*DIRECTIVE:*
Retype all the records with nothing changed.
-- BEGIN STORED ROWS --
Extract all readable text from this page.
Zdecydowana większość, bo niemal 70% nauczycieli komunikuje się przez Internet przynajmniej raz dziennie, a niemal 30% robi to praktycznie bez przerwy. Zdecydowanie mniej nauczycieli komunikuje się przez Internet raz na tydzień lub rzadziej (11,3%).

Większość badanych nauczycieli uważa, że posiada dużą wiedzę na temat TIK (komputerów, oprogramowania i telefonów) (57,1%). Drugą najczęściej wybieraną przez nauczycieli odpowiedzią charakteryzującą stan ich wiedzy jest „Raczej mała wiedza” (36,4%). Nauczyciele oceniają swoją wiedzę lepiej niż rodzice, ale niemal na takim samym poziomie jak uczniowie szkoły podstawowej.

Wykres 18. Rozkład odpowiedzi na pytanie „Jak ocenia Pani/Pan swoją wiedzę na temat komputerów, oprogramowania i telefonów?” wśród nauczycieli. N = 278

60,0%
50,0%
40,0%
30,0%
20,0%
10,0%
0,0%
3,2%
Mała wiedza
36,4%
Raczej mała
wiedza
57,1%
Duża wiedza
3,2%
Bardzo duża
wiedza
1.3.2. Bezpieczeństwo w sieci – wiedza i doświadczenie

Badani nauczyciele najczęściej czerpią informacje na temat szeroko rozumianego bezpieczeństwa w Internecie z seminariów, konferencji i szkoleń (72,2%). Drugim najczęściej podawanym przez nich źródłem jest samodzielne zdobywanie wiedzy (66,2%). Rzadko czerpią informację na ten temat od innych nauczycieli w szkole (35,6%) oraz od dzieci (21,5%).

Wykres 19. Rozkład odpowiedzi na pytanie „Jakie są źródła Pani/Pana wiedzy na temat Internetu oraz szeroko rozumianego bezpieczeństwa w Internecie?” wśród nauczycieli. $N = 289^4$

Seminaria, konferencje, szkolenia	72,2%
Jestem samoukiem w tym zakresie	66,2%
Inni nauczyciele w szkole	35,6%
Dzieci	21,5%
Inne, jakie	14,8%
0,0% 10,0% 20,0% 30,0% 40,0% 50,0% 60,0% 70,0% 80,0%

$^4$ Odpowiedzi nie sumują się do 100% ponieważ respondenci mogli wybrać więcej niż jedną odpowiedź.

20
-- END STORED ROWS --
*THE SOLUTION:*
Extract all readable text from this page.
Zdecydowana większość, bo niemal 70% nauczycieli komunikuje się przez Internet przynajmniej raz dziennie, a niemal 30% robi to praktycznie bez przerwy. Zdecydowanie mniej nauczycieli komunikuje się przez Internet raz na tydzień lub rzadziej (11,3%).

Większość badanych nauczycieli uważa, że posiada dużą wiedzę na temat TIK (komputerów, oprogramowania i telefonów) (57,1%). Drugą najczęściej wybieraną przez nauczycieli odpowiedzią charakteryzującą stan ich wiedzy jest „Raczej mała wiedza” (36,4%). Nauczyciele oceniają swoją wiedzę lepiej niż rodzice, ale niemal na takim samym poziomie jak uczniowie szkoły podstawowej.

Wykres 18. Rozkład odpowiedzi na pytanie „Jak ocenia Pani/Pan swoją wiedzę na temat komputerów, oprogramowania i telefonów?” wśród nauczycieli. N = 278

60,0%
50,0%
40,0%
30,0%
20,0%
10,0%
0,0%
3,2%
Mała wiedza
36,4%
Raczej mała
wiedza
57,1%
Duża wiedza
3,2%
Bardzo duża
wiedza
1.3.2. Bezpieczeństwo w sieci – wiedza i doświadczenie

Badani nauczyciele najczęściej czerpią informacje na temat szeroko rozumianego bezpieczeństwa w Internecie z seminariów, konferencji i szkoleń (72,2%). Drugim najczęściej podawanym przez nich źródłem jest samodzielne zdobywanie wiedzy (66,2%). Rzadko czerpią informację na ten temat od innych nauczycieli w szkole (35,6%) oraz od dzieci (21,5%).

Wykres 19. Rozkład odpowiedzi na pytanie „Jakie są źródła Pani/Pana wiedzy na temat Internetu oraz szeroko rozumianego bezpieczeństwa w Internecie?” wśród nauczycieli. $N = 289^4$

Seminaria, konferencje, szkolenia	72,2%
Jestem samoukiem w tym zakresie	66,2%
Inni nauczyciele w szkole	35,6%
Dzieci	21,5%
Inne, jakie	14,8%
0,0% 10,0% 20,0% 30,0% 40,0% 50,0% 60,0% 70,0% 80,0%

$^4$ Odpowiedzi nie sumują się do 100% ponieważ respondenci mogli wybrać więcej niż jedną odpowiedź.

20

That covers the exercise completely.